# Start of RAW RECORDS

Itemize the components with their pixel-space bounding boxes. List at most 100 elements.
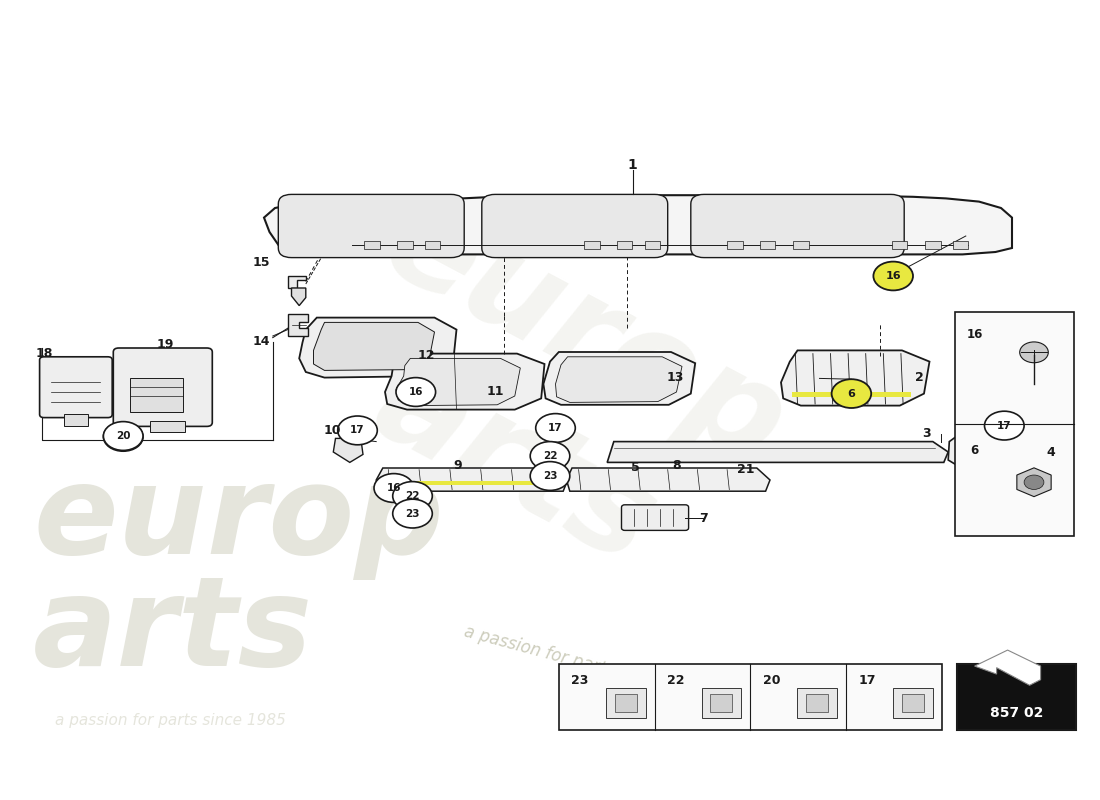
Circle shape [396,378,436,406]
Bar [792,392,911,397]
Polygon shape [607,442,948,462]
Text: 7: 7 [700,512,708,525]
Text: 8: 8 [672,459,681,472]
Text: 12: 12 [418,349,436,362]
Bar [617,241,632,249]
Text: 2: 2 [915,371,924,384]
Bar [892,241,907,249]
Bar [645,241,660,249]
Circle shape [103,422,143,450]
Circle shape [873,262,913,290]
FancyBboxPatch shape [621,505,689,530]
Bar [727,241,742,249]
Circle shape [103,422,143,451]
Bar [798,688,837,718]
Text: 1: 1 [628,158,637,172]
Bar [711,694,733,712]
Text: 23: 23 [405,509,420,518]
Bar [806,694,828,712]
FancyBboxPatch shape [482,194,668,258]
Text: 6: 6 [847,389,856,398]
Text: 6: 6 [970,444,979,458]
Text: 11: 11 [486,385,504,398]
Bar [957,664,1076,730]
Bar [64,414,88,426]
Bar [584,241,600,249]
Circle shape [530,462,570,490]
Polygon shape [314,322,435,370]
Text: 19: 19 [156,338,174,350]
Text: europ
arts: europ arts [294,178,806,622]
Polygon shape [292,288,306,306]
Bar [902,694,924,712]
Polygon shape [396,358,520,406]
Text: 22: 22 [405,491,420,501]
Polygon shape [702,476,757,488]
Text: 3: 3 [922,427,931,440]
Polygon shape [1016,468,1052,497]
Text: 22: 22 [667,674,684,687]
Text: 13: 13 [667,371,684,384]
Text: 17: 17 [350,426,365,435]
Text: 20: 20 [116,431,131,441]
Bar [893,688,933,718]
Text: a passion for parts since 1985: a passion for parts since 1985 [462,623,710,705]
Polygon shape [288,314,308,336]
Polygon shape [264,195,1012,254]
Bar [606,688,646,718]
FancyBboxPatch shape [278,194,464,258]
Circle shape [393,482,432,510]
Bar [955,312,1074,536]
Text: 20: 20 [116,432,131,442]
Text: 16: 16 [886,271,901,281]
Text: 23: 23 [571,674,588,687]
Circle shape [374,474,414,502]
Text: 9: 9 [453,459,462,472]
Text: 22: 22 [542,451,558,461]
Bar [364,241,380,249]
Polygon shape [376,468,568,491]
Bar [702,688,741,718]
Polygon shape [543,352,695,405]
Bar [793,241,808,249]
Text: a passion for parts since 1985: a passion for parts since 1985 [55,713,286,727]
Text: 17: 17 [548,423,563,433]
Circle shape [393,499,432,528]
Polygon shape [556,357,682,402]
Bar [381,481,557,485]
FancyBboxPatch shape [691,194,904,258]
Text: 20: 20 [762,674,780,687]
Circle shape [536,414,575,442]
Text: arts: arts [33,571,314,693]
Polygon shape [288,276,306,288]
Circle shape [984,411,1024,440]
Bar [397,241,412,249]
Bar [425,241,440,249]
Text: 17: 17 [997,421,1012,430]
Text: 14: 14 [253,335,271,348]
Bar [925,241,940,249]
Text: 23: 23 [542,471,558,481]
Polygon shape [385,354,544,410]
Text: 21: 21 [737,463,755,476]
Text: 16: 16 [386,483,402,493]
Text: 4: 4 [1046,446,1055,459]
Text: 17: 17 [858,674,876,687]
Polygon shape [640,474,682,486]
Text: 16: 16 [967,328,982,341]
Polygon shape [781,350,930,406]
Text: 10: 10 [323,424,341,437]
Text: 15: 15 [253,256,271,269]
Circle shape [1020,342,1048,362]
Polygon shape [333,438,363,462]
Bar [130,378,183,412]
Text: 857 02: 857 02 [990,706,1043,720]
Polygon shape [299,318,456,378]
Text: 16: 16 [408,387,424,397]
Bar [150,421,185,432]
Bar [760,241,775,249]
Bar [559,664,942,730]
Text: 18: 18 [35,347,53,360]
Text: 5: 5 [631,461,640,474]
Polygon shape [948,430,1043,476]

# End of RAW RECORDS

**SHORT PROBLEM**
Please express the records above as a numbered list, omitting any blank lines and the pictures.

**SOLUTION**
1. Itemize the components with their pixel-space bounding boxes. List at most 100 elements.
2. Circle shape [396,378,436,406]
3. Bar [792,392,911,397]
4. Polygon shape [607,442,948,462]
5. Text: 7: 7 [700,512,708,525]
6. Text: 8: 8 [672,459,681,472]
7. Text: 12: 12 [418,349,436,362]
8. Bar [617,241,632,249]
9. Text: 2: 2 [915,371,924,384]
10. Bar [892,241,907,249]
11. Bar [645,241,660,249]
12. Circle shape [103,422,143,450]
13. Circle shape [873,262,913,290]
14. FancyBboxPatch shape [621,505,689,530]
15. Bar [727,241,742,249]
16. Circle shape [103,422,143,451]
17. Bar [798,688,837,718]
18. Text: 1: 1 [628,158,637,172]
19. Bar [711,694,733,712]
20. Text: 23: 23 [405,509,420,518]
21. Bar [806,694,828,712]
22. FancyBboxPatch shape [482,194,668,258]
23. Text: 6: 6 [847,389,856,398]
24. Text: 6: 6 [970,444,979,458]
25. Text: 11: 11 [486,385,504,398]
26. Bar [957,664,1076,730]
27. Bar [64,414,88,426]
28. Bar [584,241,600,249]
29. Circle shape [530,462,570,490]
30. Polygon shape [314,322,435,370]
31. Text: 19: 19 [156,338,174,350]
32. Text: europ
33. arts: europ arts [294,178,806,622]
34. Polygon shape [292,288,306,306]
35. Bar [902,694,924,712]
36. Polygon shape [396,358,520,406]
37. Text: 22: 22 [405,491,420,501]
38. Polygon shape [702,476,757,488]
39. Text: 3: 3 [922,427,931,440]
40. Polygon shape [1016,468,1052,497]
41. Text: 22: 22 [667,674,684,687]
42. Text: 13: 13 [667,371,684,384]
43. Text: 17: 17 [350,426,365,435]
44. Text: 20: 20 [116,431,131,441]
45. Bar [893,688,933,718]
46. Text: a passion for parts since 1985: a passion for parts since 1985 [462,623,710,705]
47. Polygon shape [288,314,308,336]
48. Polygon shape [264,195,1012,254]
49. Bar [606,688,646,718]
50. FancyBboxPatch shape [278,194,464,258]
51. Circle shape [393,482,432,510]
52. Bar [955,312,1074,536]
53. Text: 20: 20 [116,432,131,442]
54. Text: 16: 16 [886,271,901,281]
55. Text: 23: 23 [571,674,588,687]
56. Circle shape [374,474,414,502]
57. Text: 9: 9 [453,459,462,472]
58. Text: 22: 22 [542,451,558,461]
59. Bar [364,241,380,249]
60. Polygon shape [376,468,568,491]
61. Bar [702,688,741,718]
62. Polygon shape [543,352,695,405]
63. Bar [793,241,808,249]
64. Text: a passion for parts since 1985: a passion for parts since 1985 [55,713,286,727]
65. Text: 17: 17 [548,423,563,433]
66. Circle shape [393,499,432,528]
67. Polygon shape [556,357,682,402]
68. Bar [381,481,557,485]
69. FancyBboxPatch shape [691,194,904,258]
70. Text: 20: 20 [762,674,780,687]
71. Circle shape [536,414,575,442]
72. Text: arts: arts [33,571,314,693]
73. Polygon shape [288,276,306,288]
74. Circle shape [984,411,1024,440]
75. Bar [397,241,412,249]
76. Bar [425,241,440,249]
77. Text: 17: 17 [997,421,1012,430]
78. Text: 14: 14 [253,335,271,348]
79. Bar [925,241,940,249]
80. Text: 23: 23 [542,471,558,481]
81. Polygon shape [385,354,544,410]
82. Text: 21: 21 [737,463,755,476]
83. Text: 16: 16 [386,483,402,493]
84. Text: 4: 4 [1046,446,1055,459]
85. Text: 17: 17 [858,674,876,687]
86. Polygon shape [640,474,682,486]
87. Text: 16: 16 [967,328,982,341]
88. Polygon shape [781,350,930,406]
89. Text: 10: 10 [323,424,341,437]
90. Text: 15: 15 [253,256,271,269]
91. Circle shape [1020,342,1048,362]
92. Polygon shape [333,438,363,462]
93. Bar [130,378,183,412]
94. Text: 857 02: 857 02 [990,706,1043,720]
95. Polygon shape [299,318,456,378]
96. Text: 16: 16 [408,387,424,397]
97. Bar [150,421,185,432]
98. Bar [760,241,775,249]
99. Bar [559,664,942,730]
100. Text: 18: 18 [35,347,53,360]
101. Text: 5: 5 [631,461,640,474]
102. Polygon shape [948,430,1043,476]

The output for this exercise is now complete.